- [Text]
A study carried out by Leeds Beckett University’s Leeds Sustainability Institute found that drivers were less likely to wear vision correction when taking familiar or short journeys.
They were also more likely to leave their spectacles or contact lenses at home when the weather was good and there was less traffic on the road.
Study participants were more likely to opt for vision correction while driving on motorways, in poor weather conditions, late at night and when they were fatigued.
Dr Fiona Fylan, who specialises in health psychology and risk-taking, interviewed drivers with an average age of 45 who require glasses to correct their distance vision.
They reported having driven without their glasses at least twice in the past six months.
Dr Fylan said the results were both “astonishing and incredibly insightful.”
wHAT DRIVERS SAID
“Sometimes I might just take [my spectacles] off. I can see the road signs; I just can’t see what it says underneath.”
“Maybe I should wear them all the time because when you put your glasses on you think it’s a lot clearer but in your mind, you are thinking, ‘I don’t need to read number plates, I can see the car in front.’ ”
“If I am doing the school run and I have forgotten to put my glasses on I wouldn’t go back. I would be fine.”
“You know that route…You are aware of what the speed is, you are aware of where the people are going to come out of.”
“While risky driving behaviours, like drink driving or using your mobile phone while driving, are seen as unacceptable, those involved in the study didn’t regard driving with uncorrected vision as serious or detrimental,” she shared.
Some drivers said they would continue to drive with uncorrected vision even though they did not meet the legal requirement for driving without their glasses, or they only just made the requirement.
Those who took part in the study said they thought eye care professionals should provide more advice to drivers around wearing spectacles while driving.
Clinical and regulatory officer at the AOP, Farah Topia, told OT that the ability to drive requires a number of mental and physical capabilities.
“Good vision is a crucial one of these that is essential for road safety. Eyesight is not always recorded as a factor at a road traffic accident but we know from studies that it has a detrimental impact on reaction times, and a number of tragic cases have also demonstrated that driving with poor sight is dangerous to the driver as well as others on the road,” she highlighted.
Ms Topia added that while driving with eyesight below the standard is illegal, the system in place to enforce this requirement is not adequate.
“The AOP advises everyone to have a sight test every two years and optometrists should use this as an opportunity to reinforce their advice. We are also campaigning to change the law so that all drivers have to prove that they meet the legal requirement when they apply for a licence and then every 10 years, at licence renewal,” she concluded.

- [Information given]
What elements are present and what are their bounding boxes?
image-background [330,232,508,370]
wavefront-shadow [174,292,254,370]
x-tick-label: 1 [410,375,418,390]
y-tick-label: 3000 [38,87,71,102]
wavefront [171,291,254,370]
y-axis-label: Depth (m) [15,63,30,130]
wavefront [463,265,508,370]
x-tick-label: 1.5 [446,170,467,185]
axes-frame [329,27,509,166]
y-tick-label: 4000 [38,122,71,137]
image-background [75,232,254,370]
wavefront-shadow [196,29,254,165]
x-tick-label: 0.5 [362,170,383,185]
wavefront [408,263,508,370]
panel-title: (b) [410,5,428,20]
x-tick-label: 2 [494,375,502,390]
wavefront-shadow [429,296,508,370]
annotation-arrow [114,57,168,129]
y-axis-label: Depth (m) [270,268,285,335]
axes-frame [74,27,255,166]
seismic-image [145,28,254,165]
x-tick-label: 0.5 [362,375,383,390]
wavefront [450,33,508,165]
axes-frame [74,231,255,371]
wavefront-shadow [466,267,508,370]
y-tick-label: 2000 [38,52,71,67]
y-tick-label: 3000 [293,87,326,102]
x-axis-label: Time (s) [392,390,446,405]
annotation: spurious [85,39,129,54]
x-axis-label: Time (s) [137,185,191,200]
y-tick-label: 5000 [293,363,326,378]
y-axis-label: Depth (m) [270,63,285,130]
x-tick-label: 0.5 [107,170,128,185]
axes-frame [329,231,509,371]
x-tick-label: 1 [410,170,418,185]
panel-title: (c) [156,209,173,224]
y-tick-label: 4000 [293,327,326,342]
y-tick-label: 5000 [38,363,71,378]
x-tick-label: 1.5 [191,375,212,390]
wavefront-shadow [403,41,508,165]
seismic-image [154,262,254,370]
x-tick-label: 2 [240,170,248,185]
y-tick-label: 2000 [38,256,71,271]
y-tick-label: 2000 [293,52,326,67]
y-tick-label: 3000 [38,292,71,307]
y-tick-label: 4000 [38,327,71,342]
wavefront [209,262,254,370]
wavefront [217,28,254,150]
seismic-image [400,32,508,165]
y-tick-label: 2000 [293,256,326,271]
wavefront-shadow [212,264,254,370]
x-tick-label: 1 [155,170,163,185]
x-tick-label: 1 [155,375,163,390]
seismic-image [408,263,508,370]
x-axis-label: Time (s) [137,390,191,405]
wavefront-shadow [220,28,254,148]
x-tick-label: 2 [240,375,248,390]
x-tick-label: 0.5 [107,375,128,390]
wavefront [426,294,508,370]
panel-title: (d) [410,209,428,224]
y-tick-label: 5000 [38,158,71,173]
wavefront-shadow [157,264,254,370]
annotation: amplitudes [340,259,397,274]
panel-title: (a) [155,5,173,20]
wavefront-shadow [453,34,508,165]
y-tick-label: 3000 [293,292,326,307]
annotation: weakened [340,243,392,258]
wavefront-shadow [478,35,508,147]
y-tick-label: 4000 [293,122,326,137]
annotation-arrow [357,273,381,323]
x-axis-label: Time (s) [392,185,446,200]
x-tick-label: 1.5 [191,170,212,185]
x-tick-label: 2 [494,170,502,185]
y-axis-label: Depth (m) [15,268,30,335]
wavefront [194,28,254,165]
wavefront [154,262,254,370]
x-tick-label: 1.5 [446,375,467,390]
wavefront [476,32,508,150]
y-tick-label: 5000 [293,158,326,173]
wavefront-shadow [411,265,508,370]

- [Exercise tasks]
[1] Decide whether each statement agrees with the text on driving without glasses, and answer yes or no with the deciding words of the text quoted exactly. (a) Drivers in the study were more likely to wear vision correction on motorways. (b) The drivers interviewed had an average age of 55. (c) Study participants saw driving with uncorrected vision as serious.
[2] Reproduce the part of the text on driving without glasses that opens with the words containing "A study carried" and closes with "their distance vision.".
[3] According to the text on driving without glasses, how often does the AOP advise everyone to have a sight test?

- [Answers by item number]
[1]
(a) Yes: "Study participants were more likely to opt for vision correction while driving on motorways"
(b) No: "interviewed drivers with an average age of 45"
(c) No: "those involved in the study didn’t regard driving with uncorrected vision as serious or detrimental"

[2]
A study carried out by Leeds Beckett University’s Leeds Sustainability Institute found that drivers were less likely to wear vision correction when taking familiar or short journeys.
They were also more likely to leave their spectacles or contact lenses at home when the weather was good and there was less traffic on the road.
Study participants were more likely to opt for vision correction while driving on motorways, in poor weather conditions, late at night and when they were fatigued.
Dr Fiona Fylan, who specialises in health psychology and risk-taking, interviewed drivers with an average age of 45 who require glasses to correct their distance vision.

[3] Every two years.